#### THE PROBLEM:
Pick up the article about moving university units to ServiceNow after its last paragraph and carry it forward.

#### DOCUMENT EXTRACT:
=== Begin Enclosure ===

In environments like the College of Medicine – Tucson (COM-T), existing systems supported purchasing, provisioning, and project intake and served as a historical record of work. Moving to ServiceNow required carefully untangling those functions and determining which to transition and which to keep in place.
The challenge in COM-T was its complexity. “It wasn’t that we weren’t excited to take advantage of ServiceNow,” says Sheila Bustamante, Assistant Director of Consultancy & Project Management. “We just had to think carefully about how everyone would interact.” Coordinating across teams, aligning development cycles, and integrating systems such as MedLearn ensured that requests were routed correctly without disrupting existing workflows.
85 units are now live in ServiceNow, with 10 more scheduled to transition by June 2026. Progress has relied on relationships already in place. The senior directors in Specialized IT Services have opened doors, built trust with units, and highlighted the complexity of existing systems. That groundwork enabled the project to move forward not as a top-down mandate but as a coordinated effort across UITS teams.
In many cases, momentum comes directly from within the college units. Project managers embedded in colleges and departments lead their own timelines, coordinate with their developers, and advance work in ways that fit their environments. Sandy stays closely connected to ensure project alignment, while ownership remains where the expertise resides. She notes, “In areas such as the College of Agriculture and Life Sciences (CALS), deep local knowledge paired with strong relationships has been critical to moving work forward efficiently.”
For Sandy, that’s the true measure of success. The project isn’t just about implementing a single ticketing system; it’s about building a culture where teams move as one. The work is distributed, leadership is shared, and progress is collective. She keeps the big picture in view, including the project’s status, timelines, and dependencies, but the success belongs to everyone.
A key turning point came when teams realized they weren’t losing anything; they were gaining. “There was a fear that you’d lose your go-to IT person,” Sandy says, “but that’s not the case.” The same expertise remains, now supported by a broader team, offering backup, scalability, and greater visibility. In practical terms, this leads to fewer bottlenecks, faster response times, and more sustainable workloads, so no one has to carry the burden alone.

=== End Enclosure ===

#### RECORDS SHOWN:
=== Begin Enclosure ===

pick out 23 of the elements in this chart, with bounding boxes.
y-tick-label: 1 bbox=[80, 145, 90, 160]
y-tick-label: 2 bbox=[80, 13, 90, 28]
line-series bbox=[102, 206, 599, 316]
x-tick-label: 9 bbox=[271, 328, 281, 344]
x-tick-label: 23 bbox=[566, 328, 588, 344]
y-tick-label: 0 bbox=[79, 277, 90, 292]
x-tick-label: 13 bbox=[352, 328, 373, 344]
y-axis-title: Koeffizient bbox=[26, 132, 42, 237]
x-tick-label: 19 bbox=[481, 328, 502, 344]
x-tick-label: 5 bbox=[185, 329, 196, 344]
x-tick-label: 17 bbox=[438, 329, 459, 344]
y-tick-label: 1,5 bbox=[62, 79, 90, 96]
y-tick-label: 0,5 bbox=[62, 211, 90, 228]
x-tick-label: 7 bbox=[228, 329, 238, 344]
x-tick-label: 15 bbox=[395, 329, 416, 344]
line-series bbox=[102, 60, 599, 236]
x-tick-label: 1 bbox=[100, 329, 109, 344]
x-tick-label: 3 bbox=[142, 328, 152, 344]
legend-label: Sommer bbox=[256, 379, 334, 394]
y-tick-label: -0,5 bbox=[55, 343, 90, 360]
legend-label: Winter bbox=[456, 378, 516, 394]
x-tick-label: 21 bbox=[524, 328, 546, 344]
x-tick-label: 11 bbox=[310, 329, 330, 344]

=== End Enclosure ===

#### WRITTEN ANSWER:
“We might be the front end for the ‘Get Support’ form in ServiceNow, but it really is cross-collaboration across all of our UITS teams,” says Lizeth Mora, Director of Enterprise Support. “Without it, we wouldn’t have been able to reach out to our end users, which is the most important thing.”
That shift is also changing how support is experienced across campus. Where users once relied on individual contacts, they are now supported by broader teams. “People are reaching out to teams, while still recognizing familiar faces,” Mora explains. Maintaining those trusted relationships while expanding team-based support has helped strengthen connections across the organization.
The impact is evident in day-to-day operations. Response and resolution times are improving as teams become more familiar with one another’s expertise. “A big part of our job is connecting people to the right services,” Mora says. “That has improved significantly because we better understand our peers and what they do. We’re faster at helping people because we can connect them to the right resources more quickly.”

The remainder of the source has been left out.